Dataset entries:
▬▬▬▬▬▬▬▬▬▬
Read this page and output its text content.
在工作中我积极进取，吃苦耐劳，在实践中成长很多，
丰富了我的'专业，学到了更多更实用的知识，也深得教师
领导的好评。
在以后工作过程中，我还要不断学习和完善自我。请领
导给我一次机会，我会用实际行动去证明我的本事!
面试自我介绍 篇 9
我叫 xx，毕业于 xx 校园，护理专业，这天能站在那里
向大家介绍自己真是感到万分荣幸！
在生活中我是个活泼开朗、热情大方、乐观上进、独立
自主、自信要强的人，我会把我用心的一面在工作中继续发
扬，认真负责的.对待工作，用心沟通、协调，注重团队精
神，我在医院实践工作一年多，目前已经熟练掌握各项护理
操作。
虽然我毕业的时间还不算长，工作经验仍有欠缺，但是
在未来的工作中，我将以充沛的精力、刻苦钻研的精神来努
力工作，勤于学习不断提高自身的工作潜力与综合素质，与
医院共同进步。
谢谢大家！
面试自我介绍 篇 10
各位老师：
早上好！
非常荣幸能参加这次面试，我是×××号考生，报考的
▬▬▬▬▬▬▬▬▬▬
Output the full listing without altering anything.

Read this page and output its text content.
在工作中我积极进取，吃苦耐劳，在实践中成长很多，
丰富了我的'专业，学到了更多更实用的知识，也深得教师
领导的好评。
在以后工作过程中，我还要不断学习和完善自我。请领
导给我一次机会，我会用实际行动去证明我的本事!
面试自我介绍 篇 9
我叫 xx，毕业于 xx 校园，护理专业，这天能站在那里
向大家介绍自己真是感到万分荣幸！
在生活中我是个活泼开朗、热情大方、乐观上进、独立
自主、自信要强的人，我会把我用心的一面在工作中继续发
扬，认真负责的.对待工作，用心沟通、协调，注重团队精
神，我在医院实践工作一年多，目前已经熟练掌握各项护理
操作。
虽然我毕业的时间还不算长，工作经验仍有欠缺，但是
在未来的工作中，我将以充沛的精力、刻苦钻研的精神来努
力工作，勤于学习不断提高自身的工作潜力与综合素质，与
医院共同进步。
谢谢大家！
面试自我介绍 篇 10
各位老师：
早上好！
非常荣幸能参加这次面试，我是×××号考生，报考的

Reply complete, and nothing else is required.